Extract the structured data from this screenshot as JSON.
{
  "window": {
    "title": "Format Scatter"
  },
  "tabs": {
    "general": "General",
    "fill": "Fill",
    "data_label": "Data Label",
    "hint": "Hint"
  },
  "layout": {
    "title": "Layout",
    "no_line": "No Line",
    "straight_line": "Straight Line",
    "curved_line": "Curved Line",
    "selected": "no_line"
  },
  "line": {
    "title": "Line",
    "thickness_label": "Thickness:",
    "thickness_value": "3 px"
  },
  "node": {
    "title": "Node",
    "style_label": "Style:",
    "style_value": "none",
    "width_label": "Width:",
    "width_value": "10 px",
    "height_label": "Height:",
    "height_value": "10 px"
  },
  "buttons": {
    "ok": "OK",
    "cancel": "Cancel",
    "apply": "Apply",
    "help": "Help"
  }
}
---------------
Print the material verbatim, all of it.

Extract the structured data from this screenshot as JSON.
{
  "window": {
    "title": "Format Scatter"
  },
  "tabs": {
    "general": "General",
    "fill": "Fill",
    "data_label": "Data Label",
    "hint": "Hint"
  },
  "layout": {
    "title": "Layout",
    "no_line": "No Line",
    "straight_line": "Straight Line",
    "curved_line": "Curved Line",
    "selected": "no_line"
  },
  "line": {
    "title": "Line",
    "thickness_label": "Thickness:",
    "thickness_value": "3 px"
  },
  "node": {
    "title": "Node",
    "style_label": "Style:",
    "style_value": "none",
    "width_label": "Width:",
    "width_value": "10 px",
    "height_label": "Height:",
    "height_value": "10 px"
  },
  "buttons": {
    "ok": "OK",
    "cancel": "Cancel",
    "apply": "Apply",
    "help": "Help"
  }
}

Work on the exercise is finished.